◆ **Source data**:

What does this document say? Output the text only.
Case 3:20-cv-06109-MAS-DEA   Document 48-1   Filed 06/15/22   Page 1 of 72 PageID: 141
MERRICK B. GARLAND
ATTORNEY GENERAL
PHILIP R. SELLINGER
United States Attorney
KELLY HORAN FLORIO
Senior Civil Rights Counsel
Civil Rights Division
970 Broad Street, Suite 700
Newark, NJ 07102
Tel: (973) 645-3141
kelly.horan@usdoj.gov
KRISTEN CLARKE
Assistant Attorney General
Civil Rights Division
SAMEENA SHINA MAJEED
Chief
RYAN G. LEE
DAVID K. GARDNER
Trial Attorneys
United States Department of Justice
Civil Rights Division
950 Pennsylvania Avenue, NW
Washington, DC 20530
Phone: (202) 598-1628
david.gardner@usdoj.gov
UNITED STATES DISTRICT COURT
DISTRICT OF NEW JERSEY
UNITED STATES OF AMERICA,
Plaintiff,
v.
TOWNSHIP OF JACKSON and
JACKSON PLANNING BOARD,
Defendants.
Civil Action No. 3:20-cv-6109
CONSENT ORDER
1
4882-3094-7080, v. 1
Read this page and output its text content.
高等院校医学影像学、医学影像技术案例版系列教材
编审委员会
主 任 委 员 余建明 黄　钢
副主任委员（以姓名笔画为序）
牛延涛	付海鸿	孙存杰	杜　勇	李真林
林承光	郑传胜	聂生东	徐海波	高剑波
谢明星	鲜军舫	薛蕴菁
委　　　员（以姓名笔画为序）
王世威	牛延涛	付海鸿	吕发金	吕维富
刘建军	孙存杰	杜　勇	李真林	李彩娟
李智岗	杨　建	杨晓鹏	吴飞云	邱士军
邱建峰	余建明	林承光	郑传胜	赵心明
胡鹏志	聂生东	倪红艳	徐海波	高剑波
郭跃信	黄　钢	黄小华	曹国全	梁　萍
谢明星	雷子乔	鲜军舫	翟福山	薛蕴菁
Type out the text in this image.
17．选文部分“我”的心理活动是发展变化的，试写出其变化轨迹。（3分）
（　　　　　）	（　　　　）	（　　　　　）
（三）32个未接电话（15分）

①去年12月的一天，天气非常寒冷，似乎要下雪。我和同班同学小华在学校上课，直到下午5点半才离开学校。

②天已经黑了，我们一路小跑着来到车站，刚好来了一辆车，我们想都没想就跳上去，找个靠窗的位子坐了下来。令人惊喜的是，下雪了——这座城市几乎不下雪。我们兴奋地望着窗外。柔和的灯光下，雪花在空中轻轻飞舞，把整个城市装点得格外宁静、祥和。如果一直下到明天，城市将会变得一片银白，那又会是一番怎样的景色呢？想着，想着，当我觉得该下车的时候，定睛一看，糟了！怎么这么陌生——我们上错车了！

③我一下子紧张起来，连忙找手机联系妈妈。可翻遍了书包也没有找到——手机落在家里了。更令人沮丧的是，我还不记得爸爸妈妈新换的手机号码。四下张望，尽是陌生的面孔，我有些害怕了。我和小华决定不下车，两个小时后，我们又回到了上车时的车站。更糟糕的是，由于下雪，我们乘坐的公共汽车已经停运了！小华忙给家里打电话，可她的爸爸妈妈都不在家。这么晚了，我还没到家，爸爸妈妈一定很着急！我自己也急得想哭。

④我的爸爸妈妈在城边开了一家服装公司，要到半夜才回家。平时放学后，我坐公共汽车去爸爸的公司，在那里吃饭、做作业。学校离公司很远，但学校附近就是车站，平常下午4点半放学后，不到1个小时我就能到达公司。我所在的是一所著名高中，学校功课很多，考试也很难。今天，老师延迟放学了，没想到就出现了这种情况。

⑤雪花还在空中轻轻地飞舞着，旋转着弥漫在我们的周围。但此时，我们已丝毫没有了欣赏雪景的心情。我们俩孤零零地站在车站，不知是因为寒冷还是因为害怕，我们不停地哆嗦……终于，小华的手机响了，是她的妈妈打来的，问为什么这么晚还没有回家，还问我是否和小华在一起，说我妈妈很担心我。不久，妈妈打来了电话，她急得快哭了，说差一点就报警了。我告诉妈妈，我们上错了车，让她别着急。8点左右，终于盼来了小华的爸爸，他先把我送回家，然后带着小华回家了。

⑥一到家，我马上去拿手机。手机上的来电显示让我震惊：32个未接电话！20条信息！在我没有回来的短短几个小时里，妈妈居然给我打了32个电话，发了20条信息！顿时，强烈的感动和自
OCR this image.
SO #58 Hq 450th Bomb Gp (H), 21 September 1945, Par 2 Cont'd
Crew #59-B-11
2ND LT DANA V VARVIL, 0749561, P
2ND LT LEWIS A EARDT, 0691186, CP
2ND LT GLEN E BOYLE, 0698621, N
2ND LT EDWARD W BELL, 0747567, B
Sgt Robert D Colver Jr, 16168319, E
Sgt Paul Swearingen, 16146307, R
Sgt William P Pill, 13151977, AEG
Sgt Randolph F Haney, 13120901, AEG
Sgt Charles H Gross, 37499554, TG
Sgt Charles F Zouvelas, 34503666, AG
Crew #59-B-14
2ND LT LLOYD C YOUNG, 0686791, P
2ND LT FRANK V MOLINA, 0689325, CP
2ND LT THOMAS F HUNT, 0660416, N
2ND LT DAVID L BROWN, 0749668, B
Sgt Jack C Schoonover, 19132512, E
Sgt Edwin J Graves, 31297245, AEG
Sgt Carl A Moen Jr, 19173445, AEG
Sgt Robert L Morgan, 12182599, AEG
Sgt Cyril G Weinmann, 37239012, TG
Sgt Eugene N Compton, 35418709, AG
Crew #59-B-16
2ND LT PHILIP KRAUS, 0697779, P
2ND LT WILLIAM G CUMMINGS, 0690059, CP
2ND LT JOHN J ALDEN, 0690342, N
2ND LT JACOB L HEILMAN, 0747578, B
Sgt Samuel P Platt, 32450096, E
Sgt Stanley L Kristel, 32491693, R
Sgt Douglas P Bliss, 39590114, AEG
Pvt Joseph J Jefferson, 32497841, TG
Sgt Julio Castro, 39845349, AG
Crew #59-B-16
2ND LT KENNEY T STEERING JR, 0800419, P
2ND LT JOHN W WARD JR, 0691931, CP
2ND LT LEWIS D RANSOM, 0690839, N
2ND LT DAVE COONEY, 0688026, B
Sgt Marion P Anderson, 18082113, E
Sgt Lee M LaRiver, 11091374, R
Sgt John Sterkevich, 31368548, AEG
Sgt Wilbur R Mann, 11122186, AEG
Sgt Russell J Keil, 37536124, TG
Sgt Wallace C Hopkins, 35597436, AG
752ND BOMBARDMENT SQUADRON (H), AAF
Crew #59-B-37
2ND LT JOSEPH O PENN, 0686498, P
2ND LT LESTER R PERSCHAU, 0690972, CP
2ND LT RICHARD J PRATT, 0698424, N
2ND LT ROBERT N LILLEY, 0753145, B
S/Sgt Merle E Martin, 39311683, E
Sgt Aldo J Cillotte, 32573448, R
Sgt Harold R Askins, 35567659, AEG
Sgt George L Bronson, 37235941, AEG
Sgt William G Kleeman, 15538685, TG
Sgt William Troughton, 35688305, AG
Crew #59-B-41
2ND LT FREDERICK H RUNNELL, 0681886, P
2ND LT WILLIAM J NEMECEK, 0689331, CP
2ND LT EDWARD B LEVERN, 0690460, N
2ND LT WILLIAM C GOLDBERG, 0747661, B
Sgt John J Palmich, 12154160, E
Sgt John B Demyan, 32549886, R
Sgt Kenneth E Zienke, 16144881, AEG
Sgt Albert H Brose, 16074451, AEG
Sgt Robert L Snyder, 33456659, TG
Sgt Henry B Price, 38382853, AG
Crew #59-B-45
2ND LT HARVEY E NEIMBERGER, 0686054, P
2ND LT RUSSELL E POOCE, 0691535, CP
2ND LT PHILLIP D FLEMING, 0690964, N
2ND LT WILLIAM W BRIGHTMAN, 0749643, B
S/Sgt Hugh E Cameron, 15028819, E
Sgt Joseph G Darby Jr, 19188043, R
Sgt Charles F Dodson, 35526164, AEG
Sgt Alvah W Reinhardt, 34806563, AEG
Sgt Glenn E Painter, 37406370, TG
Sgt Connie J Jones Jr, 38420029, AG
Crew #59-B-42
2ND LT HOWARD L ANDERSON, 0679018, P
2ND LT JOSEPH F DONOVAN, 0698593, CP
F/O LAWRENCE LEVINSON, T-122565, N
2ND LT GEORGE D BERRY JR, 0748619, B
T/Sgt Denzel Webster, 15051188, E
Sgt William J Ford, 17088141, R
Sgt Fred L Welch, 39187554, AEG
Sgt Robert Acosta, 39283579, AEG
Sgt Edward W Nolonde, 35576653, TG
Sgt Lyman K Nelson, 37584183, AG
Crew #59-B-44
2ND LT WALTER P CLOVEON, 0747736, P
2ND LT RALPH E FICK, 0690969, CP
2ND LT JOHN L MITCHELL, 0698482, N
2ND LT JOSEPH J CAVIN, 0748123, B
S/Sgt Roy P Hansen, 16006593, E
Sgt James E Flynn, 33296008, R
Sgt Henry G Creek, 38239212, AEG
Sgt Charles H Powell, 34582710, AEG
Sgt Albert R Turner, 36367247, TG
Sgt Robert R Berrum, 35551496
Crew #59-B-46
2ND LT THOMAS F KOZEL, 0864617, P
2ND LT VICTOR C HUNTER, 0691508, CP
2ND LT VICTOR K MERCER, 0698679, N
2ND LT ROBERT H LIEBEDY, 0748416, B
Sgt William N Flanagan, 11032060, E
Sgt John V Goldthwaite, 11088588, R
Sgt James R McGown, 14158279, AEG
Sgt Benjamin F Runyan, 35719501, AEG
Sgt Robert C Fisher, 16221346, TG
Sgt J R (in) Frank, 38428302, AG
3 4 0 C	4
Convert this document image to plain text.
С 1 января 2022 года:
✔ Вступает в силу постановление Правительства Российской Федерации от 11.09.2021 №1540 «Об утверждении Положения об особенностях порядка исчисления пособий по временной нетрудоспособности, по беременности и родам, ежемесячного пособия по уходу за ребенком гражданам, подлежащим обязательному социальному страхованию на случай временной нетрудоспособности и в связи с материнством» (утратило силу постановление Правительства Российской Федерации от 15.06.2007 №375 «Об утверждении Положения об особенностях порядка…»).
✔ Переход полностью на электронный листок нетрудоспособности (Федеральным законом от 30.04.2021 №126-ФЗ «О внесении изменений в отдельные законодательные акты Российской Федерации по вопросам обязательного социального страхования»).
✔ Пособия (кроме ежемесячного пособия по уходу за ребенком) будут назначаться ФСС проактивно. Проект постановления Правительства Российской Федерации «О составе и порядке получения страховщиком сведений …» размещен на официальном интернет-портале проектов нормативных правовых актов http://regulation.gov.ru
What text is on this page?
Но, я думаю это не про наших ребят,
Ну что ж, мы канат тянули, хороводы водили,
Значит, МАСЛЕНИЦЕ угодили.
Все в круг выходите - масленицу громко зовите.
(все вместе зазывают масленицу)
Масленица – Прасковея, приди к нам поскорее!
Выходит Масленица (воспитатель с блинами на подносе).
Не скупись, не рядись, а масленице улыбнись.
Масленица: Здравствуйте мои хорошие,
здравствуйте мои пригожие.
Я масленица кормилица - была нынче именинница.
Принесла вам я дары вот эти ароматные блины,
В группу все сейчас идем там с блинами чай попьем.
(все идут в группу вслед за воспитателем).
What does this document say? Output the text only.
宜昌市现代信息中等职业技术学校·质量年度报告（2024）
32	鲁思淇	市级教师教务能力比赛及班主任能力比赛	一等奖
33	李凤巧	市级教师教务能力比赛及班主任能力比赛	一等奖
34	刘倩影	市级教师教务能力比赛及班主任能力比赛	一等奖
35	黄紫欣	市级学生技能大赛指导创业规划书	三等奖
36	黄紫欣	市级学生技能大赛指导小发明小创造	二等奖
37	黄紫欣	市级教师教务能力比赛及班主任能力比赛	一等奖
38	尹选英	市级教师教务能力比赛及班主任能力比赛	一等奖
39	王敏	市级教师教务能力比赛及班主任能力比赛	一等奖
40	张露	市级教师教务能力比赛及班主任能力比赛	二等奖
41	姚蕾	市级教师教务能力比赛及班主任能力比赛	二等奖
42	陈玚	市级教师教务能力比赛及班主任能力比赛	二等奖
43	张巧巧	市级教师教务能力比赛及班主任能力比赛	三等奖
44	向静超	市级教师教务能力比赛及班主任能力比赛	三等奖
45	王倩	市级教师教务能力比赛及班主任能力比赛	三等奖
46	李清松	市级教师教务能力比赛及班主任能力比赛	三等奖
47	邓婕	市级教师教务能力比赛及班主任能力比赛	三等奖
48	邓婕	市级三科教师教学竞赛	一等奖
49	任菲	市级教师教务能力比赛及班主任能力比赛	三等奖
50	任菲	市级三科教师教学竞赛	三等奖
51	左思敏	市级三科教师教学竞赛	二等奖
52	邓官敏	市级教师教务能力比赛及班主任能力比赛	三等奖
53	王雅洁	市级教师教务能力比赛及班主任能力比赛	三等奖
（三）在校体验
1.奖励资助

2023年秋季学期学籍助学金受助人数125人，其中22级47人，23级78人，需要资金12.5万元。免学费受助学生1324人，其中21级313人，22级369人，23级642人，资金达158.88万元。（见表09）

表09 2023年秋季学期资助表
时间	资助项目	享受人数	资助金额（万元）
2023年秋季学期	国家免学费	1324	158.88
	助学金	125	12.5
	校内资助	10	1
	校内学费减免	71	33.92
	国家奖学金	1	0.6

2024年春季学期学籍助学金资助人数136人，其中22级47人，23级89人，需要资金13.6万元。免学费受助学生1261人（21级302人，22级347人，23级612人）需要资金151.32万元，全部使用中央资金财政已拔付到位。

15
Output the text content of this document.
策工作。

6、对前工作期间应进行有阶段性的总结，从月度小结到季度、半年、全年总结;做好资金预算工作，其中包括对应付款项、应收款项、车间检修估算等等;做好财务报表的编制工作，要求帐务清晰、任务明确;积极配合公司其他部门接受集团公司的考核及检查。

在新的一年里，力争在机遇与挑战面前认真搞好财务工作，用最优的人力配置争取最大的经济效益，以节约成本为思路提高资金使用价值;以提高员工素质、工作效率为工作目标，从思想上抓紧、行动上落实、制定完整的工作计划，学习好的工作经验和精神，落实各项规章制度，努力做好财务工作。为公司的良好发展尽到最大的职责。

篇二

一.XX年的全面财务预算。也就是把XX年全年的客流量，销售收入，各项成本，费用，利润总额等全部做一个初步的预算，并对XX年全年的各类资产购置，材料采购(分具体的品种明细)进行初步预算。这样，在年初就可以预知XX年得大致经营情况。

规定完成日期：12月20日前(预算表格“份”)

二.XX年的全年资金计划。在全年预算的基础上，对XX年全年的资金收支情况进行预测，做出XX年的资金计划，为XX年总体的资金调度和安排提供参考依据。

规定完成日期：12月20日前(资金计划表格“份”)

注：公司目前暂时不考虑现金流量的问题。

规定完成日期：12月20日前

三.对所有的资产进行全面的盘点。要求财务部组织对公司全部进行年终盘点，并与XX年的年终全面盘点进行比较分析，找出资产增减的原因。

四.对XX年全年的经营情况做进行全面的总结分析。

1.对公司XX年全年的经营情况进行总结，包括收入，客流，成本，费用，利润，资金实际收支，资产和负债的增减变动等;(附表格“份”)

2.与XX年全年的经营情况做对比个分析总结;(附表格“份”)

◆ **Instructions to follow**:
Some lines of the records may hold the word "JACKSON". How many do? Answer with a number and nothing else.

◆ **Solution to this task**:
2